● **TASK DETAILS**
From the entries below, please gather each line containing the string "Agarose".
------------------------------------
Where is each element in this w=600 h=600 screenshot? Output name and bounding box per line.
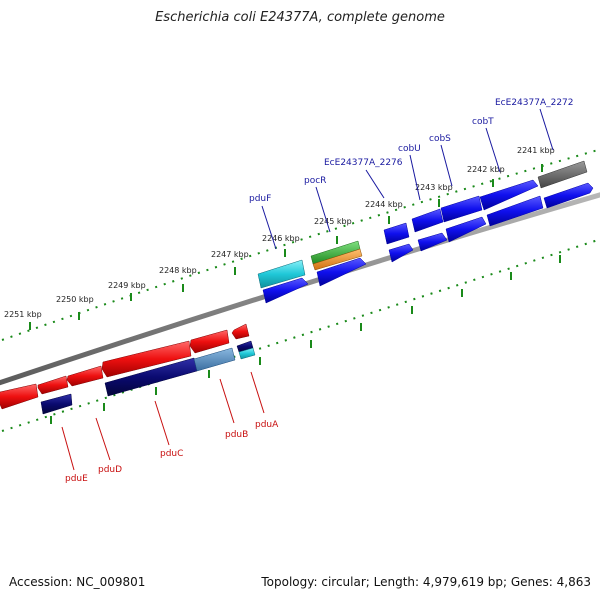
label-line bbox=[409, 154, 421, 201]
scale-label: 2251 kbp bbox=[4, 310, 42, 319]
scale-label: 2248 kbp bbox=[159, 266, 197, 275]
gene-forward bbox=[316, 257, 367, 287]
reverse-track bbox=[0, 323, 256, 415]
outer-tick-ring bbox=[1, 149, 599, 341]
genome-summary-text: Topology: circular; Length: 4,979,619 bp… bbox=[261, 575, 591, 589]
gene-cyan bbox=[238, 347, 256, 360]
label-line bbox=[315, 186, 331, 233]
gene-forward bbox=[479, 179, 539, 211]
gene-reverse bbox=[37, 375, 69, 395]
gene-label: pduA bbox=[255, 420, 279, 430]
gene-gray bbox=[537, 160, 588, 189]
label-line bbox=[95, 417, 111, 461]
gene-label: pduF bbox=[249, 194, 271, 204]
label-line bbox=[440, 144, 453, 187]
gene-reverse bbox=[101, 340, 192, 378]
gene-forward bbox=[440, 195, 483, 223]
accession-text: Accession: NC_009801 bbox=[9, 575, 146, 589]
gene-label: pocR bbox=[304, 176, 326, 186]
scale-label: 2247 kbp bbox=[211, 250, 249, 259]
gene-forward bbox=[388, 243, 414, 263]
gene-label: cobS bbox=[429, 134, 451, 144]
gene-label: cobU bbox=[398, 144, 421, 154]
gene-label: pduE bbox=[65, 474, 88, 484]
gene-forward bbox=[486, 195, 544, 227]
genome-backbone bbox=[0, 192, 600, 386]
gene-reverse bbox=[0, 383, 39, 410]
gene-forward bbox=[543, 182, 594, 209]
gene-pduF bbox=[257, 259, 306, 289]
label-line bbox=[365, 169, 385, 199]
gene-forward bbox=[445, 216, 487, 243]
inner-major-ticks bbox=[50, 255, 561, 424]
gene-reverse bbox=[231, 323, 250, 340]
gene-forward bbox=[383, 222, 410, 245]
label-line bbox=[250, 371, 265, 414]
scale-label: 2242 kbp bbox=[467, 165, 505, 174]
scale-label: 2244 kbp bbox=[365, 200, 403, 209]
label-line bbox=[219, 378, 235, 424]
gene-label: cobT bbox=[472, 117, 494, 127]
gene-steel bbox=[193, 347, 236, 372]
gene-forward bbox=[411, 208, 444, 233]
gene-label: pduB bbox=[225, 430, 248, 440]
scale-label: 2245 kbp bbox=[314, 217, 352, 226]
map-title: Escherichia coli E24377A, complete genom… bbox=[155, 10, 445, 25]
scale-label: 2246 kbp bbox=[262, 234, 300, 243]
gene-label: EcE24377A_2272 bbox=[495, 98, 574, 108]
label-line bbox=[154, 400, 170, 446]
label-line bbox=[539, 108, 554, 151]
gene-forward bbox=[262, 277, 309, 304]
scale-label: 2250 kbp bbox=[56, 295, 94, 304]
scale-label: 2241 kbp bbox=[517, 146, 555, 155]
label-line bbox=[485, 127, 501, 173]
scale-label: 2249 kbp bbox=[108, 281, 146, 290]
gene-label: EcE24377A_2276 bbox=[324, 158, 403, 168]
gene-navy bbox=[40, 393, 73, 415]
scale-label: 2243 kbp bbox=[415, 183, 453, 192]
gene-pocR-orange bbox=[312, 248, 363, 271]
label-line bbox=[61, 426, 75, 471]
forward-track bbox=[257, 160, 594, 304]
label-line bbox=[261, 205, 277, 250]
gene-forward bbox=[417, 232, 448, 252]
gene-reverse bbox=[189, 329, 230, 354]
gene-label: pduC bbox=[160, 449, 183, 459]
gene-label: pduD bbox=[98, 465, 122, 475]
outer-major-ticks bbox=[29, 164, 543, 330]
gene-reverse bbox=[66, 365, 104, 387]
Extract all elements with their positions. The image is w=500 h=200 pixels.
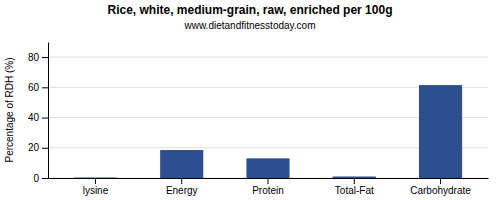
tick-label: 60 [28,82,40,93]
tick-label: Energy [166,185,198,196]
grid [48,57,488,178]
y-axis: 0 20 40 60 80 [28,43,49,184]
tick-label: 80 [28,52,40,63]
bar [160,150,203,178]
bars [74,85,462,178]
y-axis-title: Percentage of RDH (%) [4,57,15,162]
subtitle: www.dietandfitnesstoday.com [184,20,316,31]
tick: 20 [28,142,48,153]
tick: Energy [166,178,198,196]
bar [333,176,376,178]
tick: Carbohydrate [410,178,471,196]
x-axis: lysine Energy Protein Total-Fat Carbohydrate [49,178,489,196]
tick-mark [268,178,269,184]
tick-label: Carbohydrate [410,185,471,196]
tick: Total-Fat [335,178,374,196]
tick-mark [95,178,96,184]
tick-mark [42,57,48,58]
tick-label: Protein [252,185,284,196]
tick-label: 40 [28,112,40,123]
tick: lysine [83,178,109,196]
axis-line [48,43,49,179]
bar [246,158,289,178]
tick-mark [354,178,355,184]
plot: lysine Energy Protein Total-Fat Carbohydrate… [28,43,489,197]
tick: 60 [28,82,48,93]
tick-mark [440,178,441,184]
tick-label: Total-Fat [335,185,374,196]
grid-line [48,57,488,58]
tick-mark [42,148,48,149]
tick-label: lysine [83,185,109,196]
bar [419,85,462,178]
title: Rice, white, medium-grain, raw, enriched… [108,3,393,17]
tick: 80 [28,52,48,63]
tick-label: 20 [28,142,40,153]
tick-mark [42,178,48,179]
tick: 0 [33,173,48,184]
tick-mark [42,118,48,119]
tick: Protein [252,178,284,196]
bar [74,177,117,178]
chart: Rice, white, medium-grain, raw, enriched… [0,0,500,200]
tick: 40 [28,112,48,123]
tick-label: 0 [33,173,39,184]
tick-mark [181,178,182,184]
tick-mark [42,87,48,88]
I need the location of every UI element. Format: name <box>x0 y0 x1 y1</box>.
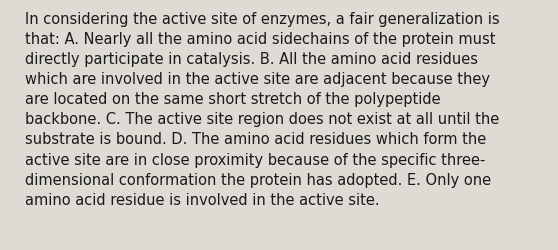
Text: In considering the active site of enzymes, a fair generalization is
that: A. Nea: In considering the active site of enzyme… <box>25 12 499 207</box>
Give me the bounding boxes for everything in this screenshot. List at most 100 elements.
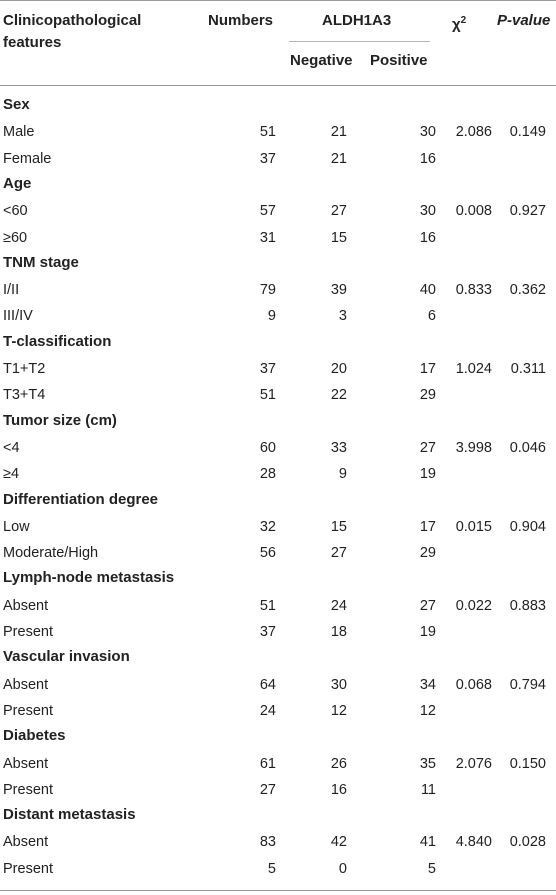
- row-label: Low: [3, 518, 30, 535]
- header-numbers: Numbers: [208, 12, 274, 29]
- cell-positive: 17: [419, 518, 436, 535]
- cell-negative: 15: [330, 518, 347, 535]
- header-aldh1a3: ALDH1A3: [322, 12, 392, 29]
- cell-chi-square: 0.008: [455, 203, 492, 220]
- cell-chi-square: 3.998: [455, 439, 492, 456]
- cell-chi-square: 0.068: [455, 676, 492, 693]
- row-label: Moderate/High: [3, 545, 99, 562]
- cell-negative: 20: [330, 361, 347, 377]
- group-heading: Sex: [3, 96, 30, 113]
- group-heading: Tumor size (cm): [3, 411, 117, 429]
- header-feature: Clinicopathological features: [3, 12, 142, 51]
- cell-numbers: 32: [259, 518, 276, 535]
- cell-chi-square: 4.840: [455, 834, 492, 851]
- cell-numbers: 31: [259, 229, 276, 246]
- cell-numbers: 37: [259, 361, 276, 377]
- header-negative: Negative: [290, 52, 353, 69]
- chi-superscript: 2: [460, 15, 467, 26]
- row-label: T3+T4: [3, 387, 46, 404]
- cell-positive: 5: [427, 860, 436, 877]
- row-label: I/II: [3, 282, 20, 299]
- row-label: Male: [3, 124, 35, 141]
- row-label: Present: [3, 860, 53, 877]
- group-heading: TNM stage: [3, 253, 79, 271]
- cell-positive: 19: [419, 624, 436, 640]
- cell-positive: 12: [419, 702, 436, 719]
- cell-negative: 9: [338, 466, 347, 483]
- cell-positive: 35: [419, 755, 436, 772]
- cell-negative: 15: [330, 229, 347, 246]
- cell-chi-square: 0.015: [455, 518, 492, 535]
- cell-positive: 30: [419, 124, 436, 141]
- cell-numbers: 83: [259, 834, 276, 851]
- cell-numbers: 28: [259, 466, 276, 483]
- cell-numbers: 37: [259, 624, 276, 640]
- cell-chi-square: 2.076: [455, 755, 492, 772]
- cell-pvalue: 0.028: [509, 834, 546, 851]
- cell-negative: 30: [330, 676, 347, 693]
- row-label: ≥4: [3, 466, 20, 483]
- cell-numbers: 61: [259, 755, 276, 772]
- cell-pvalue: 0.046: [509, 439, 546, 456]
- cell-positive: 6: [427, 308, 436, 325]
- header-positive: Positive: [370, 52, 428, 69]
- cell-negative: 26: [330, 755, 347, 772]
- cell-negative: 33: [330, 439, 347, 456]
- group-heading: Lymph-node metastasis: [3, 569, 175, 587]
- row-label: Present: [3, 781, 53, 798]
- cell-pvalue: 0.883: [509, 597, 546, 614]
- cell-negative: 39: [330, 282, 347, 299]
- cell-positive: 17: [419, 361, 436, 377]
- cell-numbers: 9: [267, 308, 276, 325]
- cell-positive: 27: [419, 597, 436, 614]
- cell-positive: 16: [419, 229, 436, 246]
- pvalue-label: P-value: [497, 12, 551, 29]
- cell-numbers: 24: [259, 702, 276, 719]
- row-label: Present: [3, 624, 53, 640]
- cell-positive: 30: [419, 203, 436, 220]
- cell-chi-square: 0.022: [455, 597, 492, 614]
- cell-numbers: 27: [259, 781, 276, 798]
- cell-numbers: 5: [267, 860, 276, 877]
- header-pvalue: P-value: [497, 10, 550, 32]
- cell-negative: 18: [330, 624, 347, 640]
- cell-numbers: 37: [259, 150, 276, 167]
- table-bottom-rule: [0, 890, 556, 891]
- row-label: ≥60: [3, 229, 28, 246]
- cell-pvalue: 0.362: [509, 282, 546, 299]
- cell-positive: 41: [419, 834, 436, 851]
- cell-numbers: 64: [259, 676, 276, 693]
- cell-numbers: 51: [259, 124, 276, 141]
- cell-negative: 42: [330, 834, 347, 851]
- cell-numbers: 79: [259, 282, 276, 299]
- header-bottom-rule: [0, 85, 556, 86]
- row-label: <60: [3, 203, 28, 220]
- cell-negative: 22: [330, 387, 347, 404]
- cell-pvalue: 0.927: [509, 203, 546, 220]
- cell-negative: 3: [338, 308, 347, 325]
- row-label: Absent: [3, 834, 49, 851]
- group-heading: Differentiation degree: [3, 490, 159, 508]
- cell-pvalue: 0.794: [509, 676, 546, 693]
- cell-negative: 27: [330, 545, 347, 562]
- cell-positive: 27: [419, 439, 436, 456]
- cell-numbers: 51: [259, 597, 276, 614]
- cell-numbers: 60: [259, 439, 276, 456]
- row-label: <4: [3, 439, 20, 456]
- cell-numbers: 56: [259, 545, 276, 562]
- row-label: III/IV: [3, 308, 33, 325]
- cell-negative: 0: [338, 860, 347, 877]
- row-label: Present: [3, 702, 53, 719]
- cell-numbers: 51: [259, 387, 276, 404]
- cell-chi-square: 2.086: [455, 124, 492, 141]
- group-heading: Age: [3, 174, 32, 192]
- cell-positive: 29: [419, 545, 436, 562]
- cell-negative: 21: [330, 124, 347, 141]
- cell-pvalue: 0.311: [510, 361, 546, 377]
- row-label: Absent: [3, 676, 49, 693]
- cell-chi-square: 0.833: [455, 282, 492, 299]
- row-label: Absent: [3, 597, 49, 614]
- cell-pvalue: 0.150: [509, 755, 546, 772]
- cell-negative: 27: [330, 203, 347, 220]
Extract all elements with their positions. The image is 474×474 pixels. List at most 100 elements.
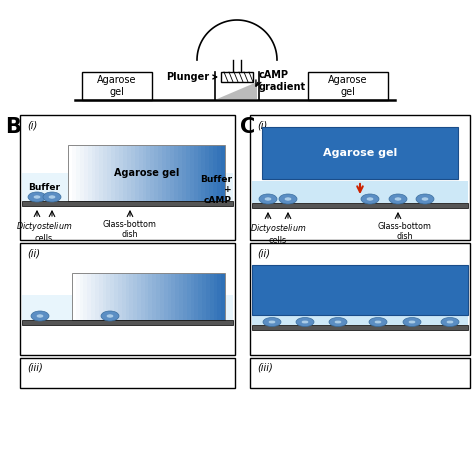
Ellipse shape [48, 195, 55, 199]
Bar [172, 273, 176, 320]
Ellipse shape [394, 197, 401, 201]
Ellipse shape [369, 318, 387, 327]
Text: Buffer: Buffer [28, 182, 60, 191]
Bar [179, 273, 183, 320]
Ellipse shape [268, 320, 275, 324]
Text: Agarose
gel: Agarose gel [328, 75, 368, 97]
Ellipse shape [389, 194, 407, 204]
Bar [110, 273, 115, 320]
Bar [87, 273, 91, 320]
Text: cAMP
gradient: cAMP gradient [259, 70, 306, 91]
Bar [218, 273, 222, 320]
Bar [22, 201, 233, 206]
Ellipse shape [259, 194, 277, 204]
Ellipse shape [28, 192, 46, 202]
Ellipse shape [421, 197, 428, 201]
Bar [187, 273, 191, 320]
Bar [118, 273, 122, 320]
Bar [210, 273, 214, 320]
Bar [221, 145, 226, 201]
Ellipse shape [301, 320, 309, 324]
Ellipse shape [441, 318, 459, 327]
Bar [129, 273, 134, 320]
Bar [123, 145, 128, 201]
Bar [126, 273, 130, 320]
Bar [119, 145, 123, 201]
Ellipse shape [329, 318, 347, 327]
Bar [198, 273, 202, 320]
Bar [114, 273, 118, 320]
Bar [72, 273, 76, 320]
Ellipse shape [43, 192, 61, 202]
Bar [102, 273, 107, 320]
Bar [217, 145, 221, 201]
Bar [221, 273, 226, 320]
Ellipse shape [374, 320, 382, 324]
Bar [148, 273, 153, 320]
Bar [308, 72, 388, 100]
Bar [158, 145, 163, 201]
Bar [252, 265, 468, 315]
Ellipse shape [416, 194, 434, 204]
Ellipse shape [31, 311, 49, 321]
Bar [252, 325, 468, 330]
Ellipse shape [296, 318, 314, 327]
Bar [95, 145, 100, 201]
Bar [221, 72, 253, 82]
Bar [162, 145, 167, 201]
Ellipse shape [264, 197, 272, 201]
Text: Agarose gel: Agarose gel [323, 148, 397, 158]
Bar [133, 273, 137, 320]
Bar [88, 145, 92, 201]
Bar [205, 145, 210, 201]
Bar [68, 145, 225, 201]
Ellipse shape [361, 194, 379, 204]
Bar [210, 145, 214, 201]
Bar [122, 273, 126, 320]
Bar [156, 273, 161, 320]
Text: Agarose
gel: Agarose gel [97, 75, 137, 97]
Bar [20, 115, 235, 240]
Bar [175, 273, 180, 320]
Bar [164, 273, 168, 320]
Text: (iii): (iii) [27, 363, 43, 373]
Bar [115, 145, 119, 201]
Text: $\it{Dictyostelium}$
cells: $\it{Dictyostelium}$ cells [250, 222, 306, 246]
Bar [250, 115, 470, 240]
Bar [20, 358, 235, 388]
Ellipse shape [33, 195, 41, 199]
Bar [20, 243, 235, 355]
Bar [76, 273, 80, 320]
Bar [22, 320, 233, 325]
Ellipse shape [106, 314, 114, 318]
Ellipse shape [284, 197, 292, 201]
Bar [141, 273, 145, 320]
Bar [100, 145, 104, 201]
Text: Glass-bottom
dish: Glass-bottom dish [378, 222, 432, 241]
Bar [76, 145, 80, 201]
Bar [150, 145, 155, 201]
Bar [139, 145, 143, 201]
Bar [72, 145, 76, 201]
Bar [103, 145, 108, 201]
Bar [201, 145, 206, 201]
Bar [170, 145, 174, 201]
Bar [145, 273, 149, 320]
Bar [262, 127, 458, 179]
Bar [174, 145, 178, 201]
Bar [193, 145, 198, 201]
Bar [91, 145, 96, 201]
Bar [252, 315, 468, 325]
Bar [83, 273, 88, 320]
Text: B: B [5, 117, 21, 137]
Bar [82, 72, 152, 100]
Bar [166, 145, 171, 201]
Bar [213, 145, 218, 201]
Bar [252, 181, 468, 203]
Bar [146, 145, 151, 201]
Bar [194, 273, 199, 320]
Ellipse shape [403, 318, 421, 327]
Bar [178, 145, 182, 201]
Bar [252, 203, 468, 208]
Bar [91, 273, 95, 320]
------------------------------------
● **RESPONSE BELOW**
Text: Agarose
gel: Agarose gel [328, 75, 368, 97]
Text: Agarose gel: Agarose gel [323, 148, 397, 158]
Text: Agarose
gel: Agarose gel [97, 75, 137, 97]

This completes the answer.